WHAT THE TASK REQUIRES ::
Gather all lines in the records below that include the word "down".

DATA PROVIDED ::

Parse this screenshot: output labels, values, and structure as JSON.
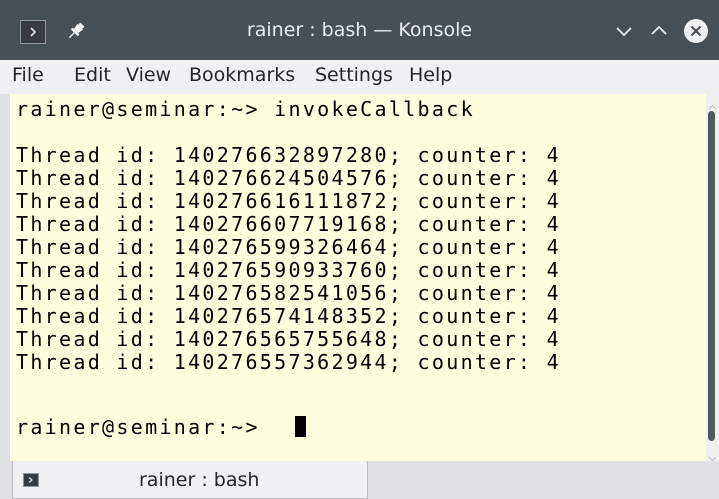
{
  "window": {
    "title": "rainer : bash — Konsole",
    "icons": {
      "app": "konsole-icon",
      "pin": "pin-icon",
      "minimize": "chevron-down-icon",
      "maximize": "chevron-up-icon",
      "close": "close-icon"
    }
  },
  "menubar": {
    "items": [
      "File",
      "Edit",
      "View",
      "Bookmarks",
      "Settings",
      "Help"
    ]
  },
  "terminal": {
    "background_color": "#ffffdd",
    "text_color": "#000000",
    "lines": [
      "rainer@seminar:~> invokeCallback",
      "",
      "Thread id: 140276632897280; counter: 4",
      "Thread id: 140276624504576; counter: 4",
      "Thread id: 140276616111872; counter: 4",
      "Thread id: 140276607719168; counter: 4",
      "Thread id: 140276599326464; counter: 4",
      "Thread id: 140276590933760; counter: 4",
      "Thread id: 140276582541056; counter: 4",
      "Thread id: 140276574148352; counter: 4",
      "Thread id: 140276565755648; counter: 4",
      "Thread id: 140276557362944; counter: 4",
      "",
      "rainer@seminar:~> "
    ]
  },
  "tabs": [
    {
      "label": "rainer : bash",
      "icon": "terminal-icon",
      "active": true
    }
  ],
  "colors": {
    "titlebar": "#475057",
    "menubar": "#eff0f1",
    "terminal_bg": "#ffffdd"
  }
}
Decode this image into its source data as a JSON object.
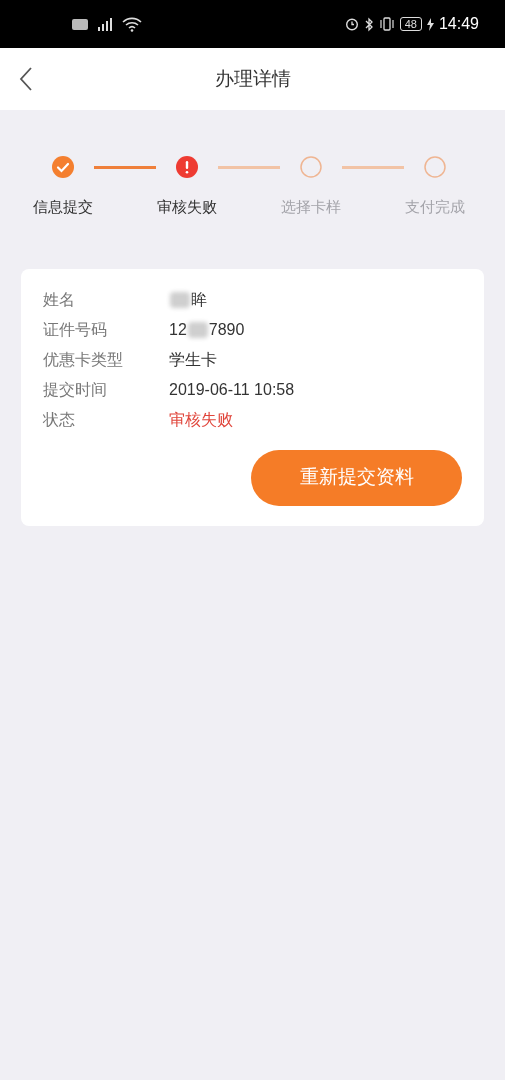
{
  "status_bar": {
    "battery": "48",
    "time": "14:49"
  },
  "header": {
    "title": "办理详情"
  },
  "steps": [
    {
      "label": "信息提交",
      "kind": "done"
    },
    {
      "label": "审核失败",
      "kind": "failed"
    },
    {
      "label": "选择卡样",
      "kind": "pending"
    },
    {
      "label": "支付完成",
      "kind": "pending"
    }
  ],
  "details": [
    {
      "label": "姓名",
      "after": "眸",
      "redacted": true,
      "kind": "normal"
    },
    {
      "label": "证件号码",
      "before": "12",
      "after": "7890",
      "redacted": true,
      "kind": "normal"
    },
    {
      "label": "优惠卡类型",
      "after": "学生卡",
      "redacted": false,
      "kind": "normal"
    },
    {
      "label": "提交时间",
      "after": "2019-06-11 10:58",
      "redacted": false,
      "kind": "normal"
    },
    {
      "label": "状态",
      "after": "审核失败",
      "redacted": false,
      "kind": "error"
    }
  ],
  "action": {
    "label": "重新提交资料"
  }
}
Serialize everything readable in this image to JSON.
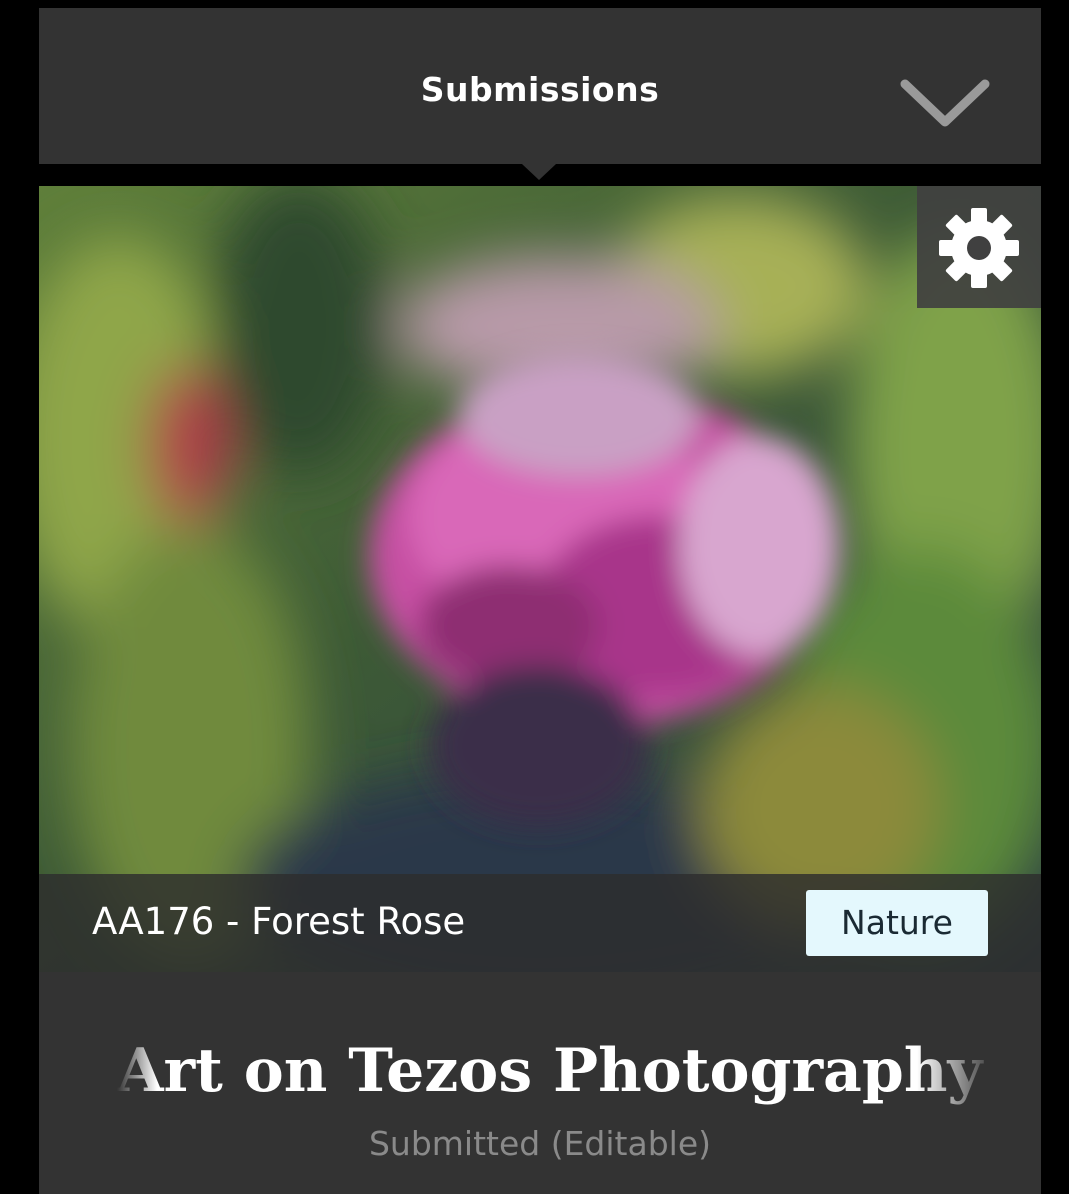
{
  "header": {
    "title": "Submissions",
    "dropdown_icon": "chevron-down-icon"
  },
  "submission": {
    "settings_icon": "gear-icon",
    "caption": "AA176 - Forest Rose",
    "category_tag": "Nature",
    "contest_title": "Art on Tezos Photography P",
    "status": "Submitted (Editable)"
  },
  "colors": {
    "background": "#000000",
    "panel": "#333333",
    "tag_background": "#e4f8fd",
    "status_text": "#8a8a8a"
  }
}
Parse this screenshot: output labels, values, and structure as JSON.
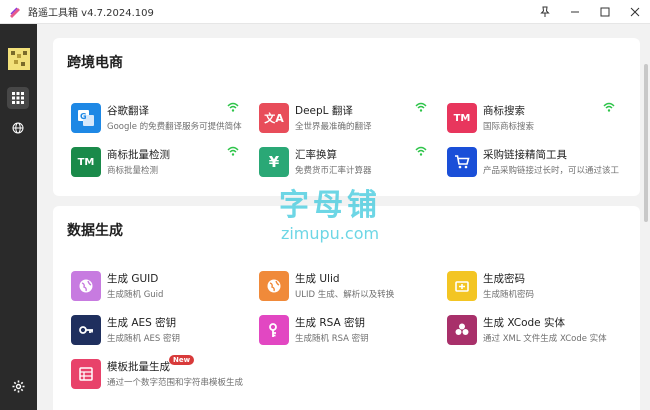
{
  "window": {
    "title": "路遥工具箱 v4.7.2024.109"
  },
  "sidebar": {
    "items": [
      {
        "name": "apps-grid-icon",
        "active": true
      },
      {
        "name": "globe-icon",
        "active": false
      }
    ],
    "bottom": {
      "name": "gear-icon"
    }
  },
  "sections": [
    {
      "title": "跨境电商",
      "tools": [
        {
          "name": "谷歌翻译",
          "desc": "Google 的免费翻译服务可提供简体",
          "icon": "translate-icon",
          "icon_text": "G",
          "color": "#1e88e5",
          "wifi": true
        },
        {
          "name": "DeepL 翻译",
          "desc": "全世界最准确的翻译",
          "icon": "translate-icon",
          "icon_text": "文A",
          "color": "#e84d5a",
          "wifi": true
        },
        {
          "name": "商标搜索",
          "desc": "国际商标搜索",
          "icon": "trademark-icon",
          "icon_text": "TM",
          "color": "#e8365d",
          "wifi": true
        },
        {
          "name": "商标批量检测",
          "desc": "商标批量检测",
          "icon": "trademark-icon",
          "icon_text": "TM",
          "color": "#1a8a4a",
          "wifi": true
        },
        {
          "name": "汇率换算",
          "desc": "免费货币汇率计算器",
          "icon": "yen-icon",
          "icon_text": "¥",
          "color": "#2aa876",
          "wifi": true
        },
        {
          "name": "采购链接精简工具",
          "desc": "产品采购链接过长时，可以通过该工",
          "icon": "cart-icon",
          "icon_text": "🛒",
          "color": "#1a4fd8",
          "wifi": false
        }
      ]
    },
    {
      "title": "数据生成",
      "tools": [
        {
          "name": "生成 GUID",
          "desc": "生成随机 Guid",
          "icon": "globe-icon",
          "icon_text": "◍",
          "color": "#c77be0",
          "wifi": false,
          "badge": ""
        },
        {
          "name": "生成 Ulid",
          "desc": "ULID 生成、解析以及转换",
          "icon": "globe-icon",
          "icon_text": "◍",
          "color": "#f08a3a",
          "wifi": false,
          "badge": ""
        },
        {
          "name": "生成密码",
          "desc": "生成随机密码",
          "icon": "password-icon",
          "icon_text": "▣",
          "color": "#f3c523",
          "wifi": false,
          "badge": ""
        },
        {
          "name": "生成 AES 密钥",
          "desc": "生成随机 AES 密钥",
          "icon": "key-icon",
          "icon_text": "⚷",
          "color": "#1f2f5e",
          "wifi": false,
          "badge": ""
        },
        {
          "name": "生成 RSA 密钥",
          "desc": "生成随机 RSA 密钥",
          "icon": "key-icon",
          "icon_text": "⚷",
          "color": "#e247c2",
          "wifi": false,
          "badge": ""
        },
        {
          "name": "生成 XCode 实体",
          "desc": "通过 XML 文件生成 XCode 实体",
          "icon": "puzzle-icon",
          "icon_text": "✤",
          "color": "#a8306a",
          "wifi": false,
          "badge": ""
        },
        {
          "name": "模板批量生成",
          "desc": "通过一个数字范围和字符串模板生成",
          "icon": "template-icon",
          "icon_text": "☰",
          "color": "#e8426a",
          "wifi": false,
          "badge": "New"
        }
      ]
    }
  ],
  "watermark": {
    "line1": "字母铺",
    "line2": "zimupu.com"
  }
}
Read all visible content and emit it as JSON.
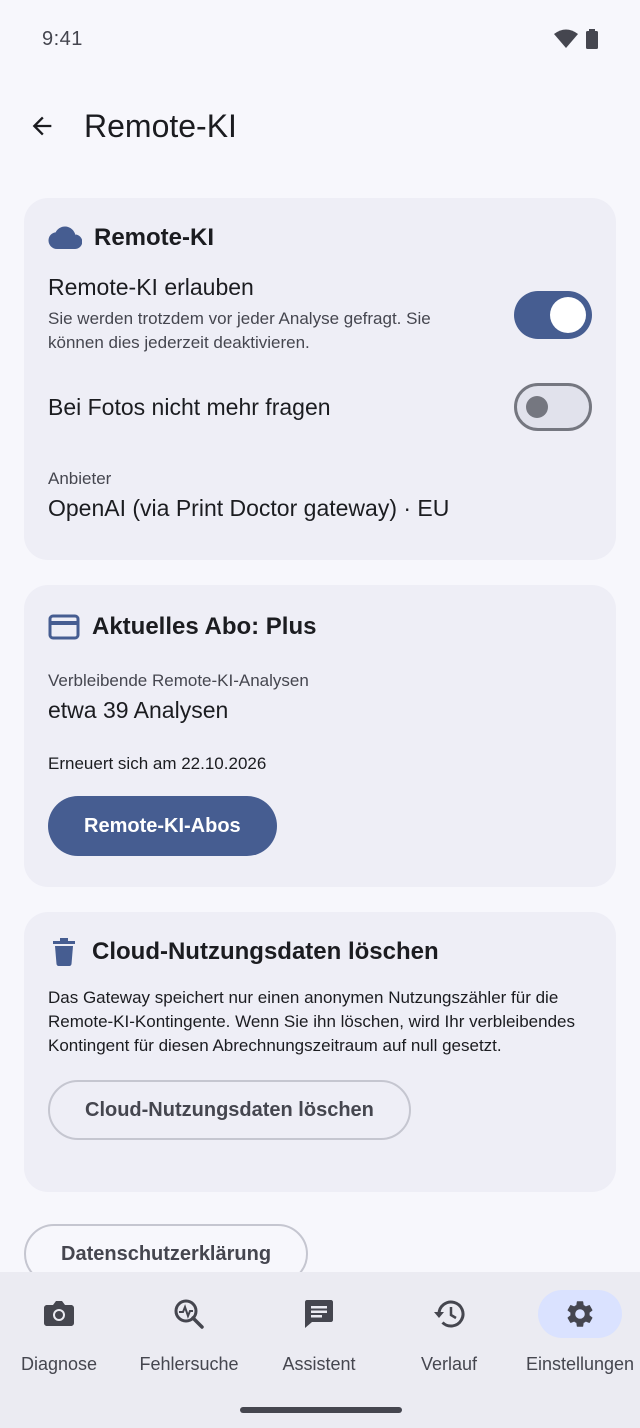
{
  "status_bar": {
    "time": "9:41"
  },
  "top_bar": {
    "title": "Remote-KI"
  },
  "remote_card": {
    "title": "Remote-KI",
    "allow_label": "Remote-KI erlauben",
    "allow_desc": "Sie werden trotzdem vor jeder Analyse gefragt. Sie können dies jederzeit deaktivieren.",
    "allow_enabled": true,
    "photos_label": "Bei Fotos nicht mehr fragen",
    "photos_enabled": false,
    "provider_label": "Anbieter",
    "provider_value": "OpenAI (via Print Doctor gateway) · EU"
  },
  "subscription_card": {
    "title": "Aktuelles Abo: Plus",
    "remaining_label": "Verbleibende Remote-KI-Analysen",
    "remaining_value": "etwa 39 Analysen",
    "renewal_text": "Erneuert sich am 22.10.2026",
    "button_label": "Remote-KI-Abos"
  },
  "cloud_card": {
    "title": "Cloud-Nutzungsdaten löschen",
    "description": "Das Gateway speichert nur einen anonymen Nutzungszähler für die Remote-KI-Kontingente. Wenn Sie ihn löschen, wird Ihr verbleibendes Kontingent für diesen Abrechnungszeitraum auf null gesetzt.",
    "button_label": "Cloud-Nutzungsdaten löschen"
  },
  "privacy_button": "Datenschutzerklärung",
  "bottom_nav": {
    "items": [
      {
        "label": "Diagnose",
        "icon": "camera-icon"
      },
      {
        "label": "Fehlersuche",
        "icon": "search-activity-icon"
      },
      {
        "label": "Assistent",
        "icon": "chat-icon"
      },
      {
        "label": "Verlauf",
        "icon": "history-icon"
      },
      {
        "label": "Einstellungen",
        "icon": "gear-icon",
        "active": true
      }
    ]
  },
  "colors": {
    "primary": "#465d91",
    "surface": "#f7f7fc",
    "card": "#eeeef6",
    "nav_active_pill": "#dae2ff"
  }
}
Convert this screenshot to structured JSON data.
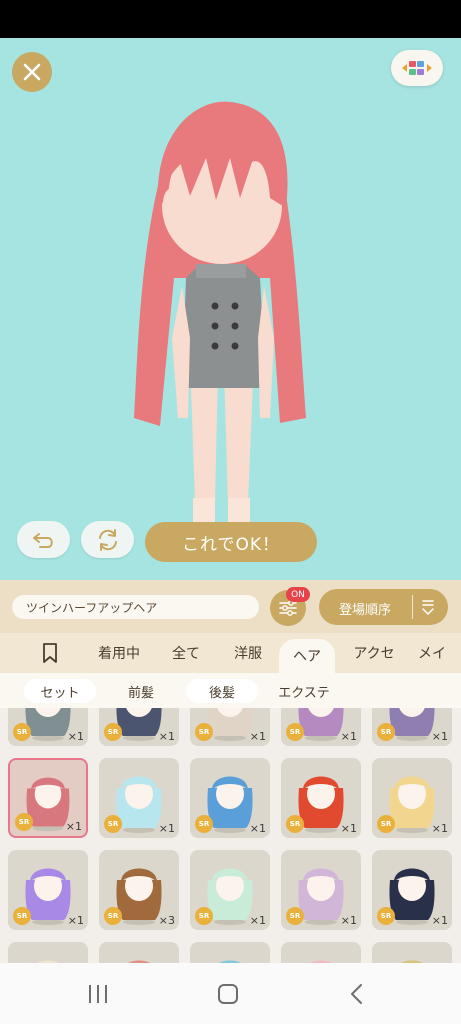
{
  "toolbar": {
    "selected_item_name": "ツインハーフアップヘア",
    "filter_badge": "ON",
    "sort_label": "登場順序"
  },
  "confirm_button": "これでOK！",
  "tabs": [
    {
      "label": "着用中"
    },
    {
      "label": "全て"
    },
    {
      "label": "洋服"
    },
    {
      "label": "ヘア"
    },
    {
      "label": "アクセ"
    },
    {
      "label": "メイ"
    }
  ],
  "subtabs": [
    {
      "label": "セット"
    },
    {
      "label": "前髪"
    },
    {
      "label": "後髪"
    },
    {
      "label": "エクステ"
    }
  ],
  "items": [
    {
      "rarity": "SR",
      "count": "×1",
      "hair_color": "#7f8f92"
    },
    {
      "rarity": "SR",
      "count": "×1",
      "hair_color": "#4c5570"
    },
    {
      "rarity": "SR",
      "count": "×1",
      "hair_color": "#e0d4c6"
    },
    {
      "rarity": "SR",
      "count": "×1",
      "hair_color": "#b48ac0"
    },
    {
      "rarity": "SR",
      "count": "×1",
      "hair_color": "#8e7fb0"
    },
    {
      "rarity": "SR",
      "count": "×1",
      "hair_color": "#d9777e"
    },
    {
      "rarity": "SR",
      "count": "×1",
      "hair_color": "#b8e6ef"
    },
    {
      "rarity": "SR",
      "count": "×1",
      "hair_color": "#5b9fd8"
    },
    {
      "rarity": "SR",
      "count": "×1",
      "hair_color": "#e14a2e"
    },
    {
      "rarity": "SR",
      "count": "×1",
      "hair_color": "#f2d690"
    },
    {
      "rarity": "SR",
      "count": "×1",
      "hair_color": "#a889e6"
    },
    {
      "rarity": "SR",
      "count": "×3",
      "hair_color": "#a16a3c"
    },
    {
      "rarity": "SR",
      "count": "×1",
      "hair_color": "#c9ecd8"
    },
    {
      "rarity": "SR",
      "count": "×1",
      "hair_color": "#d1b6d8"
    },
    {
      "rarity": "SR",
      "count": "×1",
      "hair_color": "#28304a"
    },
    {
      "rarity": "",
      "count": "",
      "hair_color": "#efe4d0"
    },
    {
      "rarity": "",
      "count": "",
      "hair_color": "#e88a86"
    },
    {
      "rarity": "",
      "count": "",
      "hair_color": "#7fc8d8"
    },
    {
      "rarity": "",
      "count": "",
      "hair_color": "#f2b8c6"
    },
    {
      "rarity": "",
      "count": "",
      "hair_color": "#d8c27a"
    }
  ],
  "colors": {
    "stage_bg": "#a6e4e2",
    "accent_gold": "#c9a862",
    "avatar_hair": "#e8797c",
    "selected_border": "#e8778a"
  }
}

EXERCISE ANSWER ::
      "minimize": "chevron-down-icon",
    "dropdown_icon": "chevron-down-icon"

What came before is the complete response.